Short exercise: Copy out all the entries word for word.
··· Exercise inputs ···
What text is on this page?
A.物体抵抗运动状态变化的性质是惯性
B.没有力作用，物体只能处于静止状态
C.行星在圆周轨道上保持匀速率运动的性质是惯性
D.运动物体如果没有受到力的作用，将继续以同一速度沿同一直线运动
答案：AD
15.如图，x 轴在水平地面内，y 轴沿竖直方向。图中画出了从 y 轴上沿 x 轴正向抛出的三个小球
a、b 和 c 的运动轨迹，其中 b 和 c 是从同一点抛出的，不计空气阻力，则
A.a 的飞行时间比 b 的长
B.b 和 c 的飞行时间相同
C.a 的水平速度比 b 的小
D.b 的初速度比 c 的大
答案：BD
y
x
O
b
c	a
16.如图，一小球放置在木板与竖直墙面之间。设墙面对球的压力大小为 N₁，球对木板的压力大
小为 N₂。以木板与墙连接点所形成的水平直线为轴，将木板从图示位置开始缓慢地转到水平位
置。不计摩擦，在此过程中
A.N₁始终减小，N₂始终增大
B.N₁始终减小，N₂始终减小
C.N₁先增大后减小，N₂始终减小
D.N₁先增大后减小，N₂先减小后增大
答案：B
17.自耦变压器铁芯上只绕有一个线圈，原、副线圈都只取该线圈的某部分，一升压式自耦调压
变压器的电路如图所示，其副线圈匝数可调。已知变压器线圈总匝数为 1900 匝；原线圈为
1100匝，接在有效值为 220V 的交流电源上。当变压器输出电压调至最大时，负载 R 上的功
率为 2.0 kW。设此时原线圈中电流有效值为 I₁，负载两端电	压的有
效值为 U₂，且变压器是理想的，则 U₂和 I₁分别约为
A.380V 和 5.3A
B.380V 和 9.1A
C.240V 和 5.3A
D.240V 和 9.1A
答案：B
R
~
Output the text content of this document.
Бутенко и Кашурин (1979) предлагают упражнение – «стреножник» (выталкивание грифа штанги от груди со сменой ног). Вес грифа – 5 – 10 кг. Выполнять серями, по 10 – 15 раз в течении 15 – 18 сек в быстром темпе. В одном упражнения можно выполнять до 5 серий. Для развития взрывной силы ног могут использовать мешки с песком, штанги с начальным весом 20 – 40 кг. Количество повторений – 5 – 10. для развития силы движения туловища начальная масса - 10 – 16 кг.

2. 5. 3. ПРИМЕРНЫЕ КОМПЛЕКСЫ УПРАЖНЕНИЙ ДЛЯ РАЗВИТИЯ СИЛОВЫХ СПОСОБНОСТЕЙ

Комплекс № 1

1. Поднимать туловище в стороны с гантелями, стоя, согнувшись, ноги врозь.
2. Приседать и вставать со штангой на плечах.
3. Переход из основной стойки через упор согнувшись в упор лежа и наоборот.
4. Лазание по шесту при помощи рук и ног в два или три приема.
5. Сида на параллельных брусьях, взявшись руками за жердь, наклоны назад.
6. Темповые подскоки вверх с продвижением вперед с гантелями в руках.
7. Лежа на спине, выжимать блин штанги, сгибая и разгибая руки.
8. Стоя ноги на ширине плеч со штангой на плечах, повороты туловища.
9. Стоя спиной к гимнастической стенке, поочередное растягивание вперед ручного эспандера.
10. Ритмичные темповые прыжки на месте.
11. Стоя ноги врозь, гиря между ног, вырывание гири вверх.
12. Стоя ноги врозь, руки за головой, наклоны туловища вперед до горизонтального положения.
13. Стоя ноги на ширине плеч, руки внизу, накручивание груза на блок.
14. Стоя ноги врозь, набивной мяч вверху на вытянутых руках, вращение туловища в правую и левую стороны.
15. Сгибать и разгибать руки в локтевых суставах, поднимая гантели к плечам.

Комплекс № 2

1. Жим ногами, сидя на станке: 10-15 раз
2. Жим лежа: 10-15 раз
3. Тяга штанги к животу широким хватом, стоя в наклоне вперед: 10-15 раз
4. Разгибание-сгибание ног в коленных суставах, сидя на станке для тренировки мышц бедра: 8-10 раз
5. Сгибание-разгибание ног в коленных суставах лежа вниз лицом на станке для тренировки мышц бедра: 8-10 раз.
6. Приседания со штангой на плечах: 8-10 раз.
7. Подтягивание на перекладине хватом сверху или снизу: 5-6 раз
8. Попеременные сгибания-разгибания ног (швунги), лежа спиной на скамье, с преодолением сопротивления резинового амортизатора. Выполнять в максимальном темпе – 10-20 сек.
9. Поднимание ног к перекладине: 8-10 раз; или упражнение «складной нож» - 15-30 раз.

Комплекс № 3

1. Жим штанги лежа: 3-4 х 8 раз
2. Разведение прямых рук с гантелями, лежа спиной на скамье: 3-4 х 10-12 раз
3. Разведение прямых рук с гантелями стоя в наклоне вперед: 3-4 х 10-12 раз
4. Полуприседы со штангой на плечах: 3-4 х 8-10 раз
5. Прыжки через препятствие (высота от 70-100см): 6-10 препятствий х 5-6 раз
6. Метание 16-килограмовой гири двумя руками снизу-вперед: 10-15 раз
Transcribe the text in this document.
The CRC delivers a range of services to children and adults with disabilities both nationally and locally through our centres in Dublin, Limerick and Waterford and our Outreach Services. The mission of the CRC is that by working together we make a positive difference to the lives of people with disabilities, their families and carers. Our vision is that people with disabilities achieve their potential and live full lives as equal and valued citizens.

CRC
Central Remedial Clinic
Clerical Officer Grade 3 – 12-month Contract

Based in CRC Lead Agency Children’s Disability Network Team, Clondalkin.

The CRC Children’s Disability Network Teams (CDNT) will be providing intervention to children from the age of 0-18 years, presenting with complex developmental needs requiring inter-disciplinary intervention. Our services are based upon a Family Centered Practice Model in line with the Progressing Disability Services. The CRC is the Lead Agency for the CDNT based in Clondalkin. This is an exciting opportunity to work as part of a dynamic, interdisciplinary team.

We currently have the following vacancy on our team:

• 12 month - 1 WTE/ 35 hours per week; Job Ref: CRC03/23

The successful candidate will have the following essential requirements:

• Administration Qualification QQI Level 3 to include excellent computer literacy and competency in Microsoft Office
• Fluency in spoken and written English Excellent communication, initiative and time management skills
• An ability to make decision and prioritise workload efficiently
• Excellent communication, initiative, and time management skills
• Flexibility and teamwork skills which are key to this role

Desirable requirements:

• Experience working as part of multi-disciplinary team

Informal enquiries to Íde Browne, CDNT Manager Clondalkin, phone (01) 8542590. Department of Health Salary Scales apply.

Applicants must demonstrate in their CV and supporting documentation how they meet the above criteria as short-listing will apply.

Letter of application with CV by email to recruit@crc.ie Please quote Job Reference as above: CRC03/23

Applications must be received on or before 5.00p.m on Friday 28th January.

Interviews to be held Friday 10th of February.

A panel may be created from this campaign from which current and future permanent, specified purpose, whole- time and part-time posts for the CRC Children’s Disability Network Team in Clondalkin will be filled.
···
Full output:
What text is on this page?
A.物体抵抗运动状态变化的性质是惯性
B.没有力作用，物体只能处于静止状态
C.行星在圆周轨道上保持匀速率运动的性质是惯性
D.运动物体如果没有受到力的作用，将继续以同一速度沿同一直线运动
答案：AD
15.如图，x 轴在水平地面内，y 轴沿竖直方向。图中画出了从 y 轴上沿 x 轴正向抛出的三个小球
a、b 和 c 的运动轨迹，其中 b 和 c 是从同一点抛出的，不计空气阻力，则
A.a 的飞行时间比 b 的长
B.b 和 c 的飞行时间相同
C.a 的水平速度比 b 的小
D.b 的初速度比 c 的大
答案：BD
y
x
O
b
c	a
16.如图，一小球放置在木板与竖直墙面之间。设墙面对球的压力大小为 N₁，球对木板的压力大
小为 N₂。以木板与墙连接点所形成的水平直线为轴，将木板从图示位置开始缓慢地转到水平位
置。不计摩擦，在此过程中
A.N₁始终减小，N₂始终增大
B.N₁始终减小，N₂始终减小
C.N₁先增大后减小，N₂始终减小
D.N₁先增大后减小，N₂先减小后增大
答案：B
17.自耦变压器铁芯上只绕有一个线圈，原、副线圈都只取该线圈的某部分，一升压式自耦调压
变压器的电路如图所示，其副线圈匝数可调。已知变压器线圈总匝数为 1900 匝；原线圈为
1100匝，接在有效值为 220V 的交流电源上。当变压器输出电压调至最大时，负载 R 上的功
率为 2.0 kW。设此时原线圈中电流有效值为 I₁，负载两端电	压的有
效值为 U₂，且变压器是理想的，则 U₂和 I₁分别约为
A.380V 和 5.3A
B.380V 和 9.1A
C.240V 和 5.3A
D.240V 和 9.1A
答案：B
R
~
Output the text content of this document.
Бутенко и Кашурин (1979) предлагают упражнение – «стреножник» (выталкивание грифа штанги от груди со сменой ног). Вес грифа – 5 – 10 кг. Выполнять серями, по 10 – 15 раз в течении 15 – 18 сек в быстром темпе. В одном упражнения можно выполнять до 5 серий. Для развития взрывной силы ног могут использовать мешки с песком, штанги с начальным весом 20 – 40 кг. Количество повторений – 5 – 10. для развития силы движения туловища начальная масса - 10 – 16 кг.

2. 5. 3. ПРИМЕРНЫЕ КОМПЛЕКСЫ УПРАЖНЕНИЙ ДЛЯ РАЗВИТИЯ СИЛОВЫХ СПОСОБНОСТЕЙ

Комплекс № 1

1. Поднимать туловище в стороны с гантелями, стоя, согнувшись, ноги врозь.
2. Приседать и вставать со штангой на плечах.
3. Переход из основной стойки через упор согнувшись в упор лежа и наоборот.
4. Лазание по шесту при помощи рук и ног в два или три приема.
5. Сида на параллельных брусьях, взявшись руками за жердь, наклоны назад.
6. Темповые подскоки вверх с продвижением вперед с гантелями в руках.
7. Лежа на спине, выжимать блин штанги, сгибая и разгибая руки.
8. Стоя ноги на ширине плеч со штангой на плечах, повороты туловища.
9. Стоя спиной к гимнастической стенке, поочередное растягивание вперед ручного эспандера.
10. Ритмичные темповые прыжки на месте.
11. Стоя ноги врозь, гиря между ног, вырывание гири вверх.
12. Стоя ноги врозь, руки за головой, наклоны туловища вперед до горизонтального положения.
13. Стоя ноги на ширине плеч, руки внизу, накручивание груза на блок.
14. Стоя ноги врозь, набивной мяч вверху на вытянутых руках, вращение туловища в правую и левую стороны.
15. Сгибать и разгибать руки в локтевых суставах, поднимая гантели к плечам.

Комплекс № 2

1. Жим ногами, сидя на станке: 10-15 раз
2. Жим лежа: 10-15 раз
3. Тяга штанги к животу широким хватом, стоя в наклоне вперед: 10-15 раз
4. Разгибание-сгибание ног в коленных суставах, сидя на станке для тренировки мышц бедра: 8-10 раз
5. Сгибание-разгибание ног в коленных суставах лежа вниз лицом на станке для тренировки мышц бедра: 8-10 раз.
6. Приседания со штангой на плечах: 8-10 раз.
7. Подтягивание на перекладине хватом сверху или снизу: 5-6 раз
8. Попеременные сгибания-разгибания ног (швунги), лежа спиной на скамье, с преодолением сопротивления резинового амортизатора. Выполнять в максимальном темпе – 10-20 сек.
9. Поднимание ног к перекладине: 8-10 раз; или упражнение «складной нож» - 15-30 раз.

Комплекс № 3

1. Жим штанги лежа: 3-4 х 8 раз
2. Разведение прямых рук с гантелями, лежа спиной на скамье: 3-4 х 10-12 раз
3. Разведение прямых рук с гантелями стоя в наклоне вперед: 3-4 х 10-12 раз
4. Полуприседы со штангой на плечах: 3-4 х 8-10 раз
5. Прыжки через препятствие (высота от 70-100см): 6-10 препятствий х 5-6 раз
6. Метание 16-килограмовой гири двумя руками снизу-вперед: 10-15 раз
Transcribe the text in this document.
The CRC delivers a range of services to children and adults with disabilities both nationally and locally through our centres in Dublin, Limerick and Waterford and our Outreach Services. The mission of the CRC is that by working together we make a positive difference to the lives of people with disabilities, their families and carers. Our vision is that people with disabilities achieve their potential and live full lives as equal and valued citizens.

CRC
Central Remedial Clinic
Clerical Officer Grade 3 – 12-month Contract

Based in CRC Lead Agency Children’s Disability Network Team, Clondalkin.

The CRC Children’s Disability Network Teams (CDNT) will be providing intervention to children from the age of 0-18 years, presenting with complex developmental needs requiring inter-disciplinary intervention. Our services are based upon a Family Centered Practice Model in line with the Progressing Disability Services. The CRC is the Lead Agency for the CDNT based in Clondalkin. This is an exciting opportunity to work as part of a dynamic, interdisciplinary team.

We currently have the following vacancy on our team:

• 12 month - 1 WTE/ 35 hours per week; Job Ref: CRC03/23

The successful candidate will have the following essential requirements:

• Administration Qualification QQI Level 3 to include excellent computer literacy and competency in Microsoft Office
• Fluency in spoken and written English Excellent communication, initiative and time management skills
• An ability to make decision and prioritise workload efficiently
• Excellent communication, initiative, and time management skills
• Flexibility and teamwork skills which are key to this role

Desirable requirements:

• Experience working as part of multi-disciplinary team

Informal enquiries to Íde Browne, CDNT Manager Clondalkin, phone (01) 8542590. Department of Health Salary Scales apply.

Applicants must demonstrate in their CV and supporting documentation how they meet the above criteria as short-listing will apply.

Letter of application with CV by email to recruit@crc.ie Please quote Job Reference as above: CRC03/23

Applications must be received on or before 5.00p.m on Friday 28th January.

Interviews to be held Friday 10th of February.

A panel may be created from this campaign from which current and future permanent, specified purpose, whole- time and part-time posts for the CRC Children’s Disability Network Team in Clondalkin will be filled.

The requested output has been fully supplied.